# OBJETIVO DA TAREFA
Por favor, diga se cada afirmação a seguir concorda com o texto sobre o novo parcelamento federal, respondendo sim ou não e citando literalmente as palavras do texto que decidem a questão.
1. A reforma tributária será votada no corrente ano.
2. O legislador deveria prever uma remissão para os débitos abaixo de R$ 10.000,00.
3. A carga tributária na esfera federal é simples.

Neste ponto, o legislador deixou passar a oportunidade de realmente promover um grande perdão dos pequenos devedores. É cediço que existe um número infinito de pequenos devedores abarrotando a Divida Ativa e os tribunais por todo o país. Para surtirem os efeitos necessários o legislador deveria realmente prever uma remissão para todos os débitos abaixo de R$ 10.000,00, até porque, valores pequenos, em regra jamais são recuperados pelos mecanismos de cobrança existentes hoje.

6. Conclusão

Não obstante todos os apontamentos acima mencionados, não há como negar a importância do novo parcelamento engendrado pelo governo federal. As críticas estampadas no presente arrazoado são apenas para contribuir com o aperfeiçoamento da legislação.

O contribuinte brasileiro já suporta uma carga tributária elevadíssima em comparação com os pífios serviços prestados pela Administração Pública. Na esfera federal a carga tributária além de elevada, possui uma complexidade ímpar. O grande número de formulários, declarações, fichas, cadastros, guias e prazos diferenciados causam dispêndios desnecessários aos contribuintes além de acarretarem perda de arrecadação.

A reforma tributária tão esperada, já não será votada no corrente ano e, possivelmente, somente voltará à baila após as eleições de 2010. Tal constatação nos deixa perplexo, haja vista que o sistema atual, no nosso sentir, impede o efetivo desenvolvimento das atividades econômicas potencializadoras do crescimento da economia do país.

A MP 449/08, convertida na Lei 9.941/09 é um alento para o contribuinte e principalmente para os empresários fazem um esforço ingente para contribuírem com a arrecadação estatal.

Acreditamos que a regulamentação dos dispositivos da Lei 9.941/09, que ocorrerão nos próximos dias, solucione as dúvidas do contribuinte, bem como possibilitem que efetivamente os parcelamentos sejam corretamente lançados no sistema. Não é mais possível verificarmos aqueles erros grosseiros na compactação dos saldos devedores que ocorreram nos parcelamentos especiais anteriores.

Enfim, congratulamos os Poderes Executivo e Legislativo pela iniciativa e coragem de programarem mais um plano especial de parcelamento e esperamos que produza os efeitos esperados nos aspectos social e fiscal.

Dados de compreensão de documentos:

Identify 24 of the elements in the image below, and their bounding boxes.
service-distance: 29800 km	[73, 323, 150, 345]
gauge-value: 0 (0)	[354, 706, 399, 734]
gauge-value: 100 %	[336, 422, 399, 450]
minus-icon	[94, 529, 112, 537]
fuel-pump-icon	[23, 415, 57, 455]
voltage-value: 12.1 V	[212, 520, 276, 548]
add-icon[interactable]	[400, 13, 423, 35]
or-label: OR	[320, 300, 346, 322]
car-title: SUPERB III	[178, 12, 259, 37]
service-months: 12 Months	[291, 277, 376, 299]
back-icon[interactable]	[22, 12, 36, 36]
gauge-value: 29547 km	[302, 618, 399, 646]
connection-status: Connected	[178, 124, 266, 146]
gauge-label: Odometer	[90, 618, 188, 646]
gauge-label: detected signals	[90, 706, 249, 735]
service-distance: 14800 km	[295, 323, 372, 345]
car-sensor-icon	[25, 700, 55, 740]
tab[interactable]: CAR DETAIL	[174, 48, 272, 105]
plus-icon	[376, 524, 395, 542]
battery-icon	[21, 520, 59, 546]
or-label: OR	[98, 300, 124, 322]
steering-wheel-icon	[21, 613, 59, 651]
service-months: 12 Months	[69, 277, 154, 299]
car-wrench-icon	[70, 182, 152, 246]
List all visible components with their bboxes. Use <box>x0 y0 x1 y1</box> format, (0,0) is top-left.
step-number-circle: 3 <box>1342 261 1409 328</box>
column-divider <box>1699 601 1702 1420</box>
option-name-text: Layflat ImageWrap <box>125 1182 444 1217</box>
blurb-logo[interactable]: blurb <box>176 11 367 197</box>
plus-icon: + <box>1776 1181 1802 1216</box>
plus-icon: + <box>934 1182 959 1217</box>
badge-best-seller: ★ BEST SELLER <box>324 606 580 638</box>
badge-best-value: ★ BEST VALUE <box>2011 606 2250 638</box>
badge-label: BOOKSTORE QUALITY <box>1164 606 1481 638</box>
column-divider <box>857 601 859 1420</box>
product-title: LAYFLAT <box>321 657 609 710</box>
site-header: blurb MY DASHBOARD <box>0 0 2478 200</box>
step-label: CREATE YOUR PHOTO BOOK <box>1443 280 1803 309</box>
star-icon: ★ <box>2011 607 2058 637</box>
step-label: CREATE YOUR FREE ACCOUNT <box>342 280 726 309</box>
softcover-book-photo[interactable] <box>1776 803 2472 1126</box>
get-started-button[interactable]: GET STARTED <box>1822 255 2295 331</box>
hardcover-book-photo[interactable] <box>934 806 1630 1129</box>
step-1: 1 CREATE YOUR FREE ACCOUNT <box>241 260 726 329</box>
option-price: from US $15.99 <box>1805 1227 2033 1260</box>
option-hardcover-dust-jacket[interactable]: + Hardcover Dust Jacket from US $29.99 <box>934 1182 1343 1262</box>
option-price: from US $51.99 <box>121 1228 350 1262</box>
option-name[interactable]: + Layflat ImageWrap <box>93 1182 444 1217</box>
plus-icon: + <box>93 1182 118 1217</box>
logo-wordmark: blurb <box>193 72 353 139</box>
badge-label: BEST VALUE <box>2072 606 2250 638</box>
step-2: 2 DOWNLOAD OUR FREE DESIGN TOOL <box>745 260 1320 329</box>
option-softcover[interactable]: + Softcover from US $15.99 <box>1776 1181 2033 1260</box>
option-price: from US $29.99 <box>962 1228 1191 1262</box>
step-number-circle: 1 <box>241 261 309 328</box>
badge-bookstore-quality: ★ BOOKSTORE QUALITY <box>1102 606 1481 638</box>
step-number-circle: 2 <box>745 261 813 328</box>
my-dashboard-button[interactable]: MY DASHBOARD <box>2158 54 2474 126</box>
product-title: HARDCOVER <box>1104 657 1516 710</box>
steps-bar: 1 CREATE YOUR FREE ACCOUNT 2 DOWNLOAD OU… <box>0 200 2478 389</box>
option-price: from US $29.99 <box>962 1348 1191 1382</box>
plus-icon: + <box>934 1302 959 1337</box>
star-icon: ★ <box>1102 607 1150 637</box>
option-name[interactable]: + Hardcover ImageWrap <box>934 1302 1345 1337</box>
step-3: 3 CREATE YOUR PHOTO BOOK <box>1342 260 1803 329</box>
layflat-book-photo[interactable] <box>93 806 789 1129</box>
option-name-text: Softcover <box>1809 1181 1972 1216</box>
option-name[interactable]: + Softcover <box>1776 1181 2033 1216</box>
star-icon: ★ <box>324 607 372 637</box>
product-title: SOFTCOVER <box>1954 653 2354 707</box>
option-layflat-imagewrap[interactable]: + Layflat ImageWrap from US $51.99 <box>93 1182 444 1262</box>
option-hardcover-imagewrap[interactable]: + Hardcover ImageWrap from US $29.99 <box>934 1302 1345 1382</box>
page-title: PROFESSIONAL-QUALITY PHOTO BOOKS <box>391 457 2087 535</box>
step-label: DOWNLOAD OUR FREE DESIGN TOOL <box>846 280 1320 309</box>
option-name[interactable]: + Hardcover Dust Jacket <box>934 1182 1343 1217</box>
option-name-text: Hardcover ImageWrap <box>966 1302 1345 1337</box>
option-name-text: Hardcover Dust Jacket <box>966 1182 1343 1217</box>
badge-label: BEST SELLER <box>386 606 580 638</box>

# RESOLUÇÃO DO PROBLEMA
1. Não: "A reforma tributária tão esperada, já não será votada no corrente ano"
2. Sim: "o legislador deveria realmente prever uma remissão para todos os débitos abaixo de R$ 10.000,00"
3. Não: "Na esfera federal a carga tributária além de elevada, possui uma complexidade ímpar."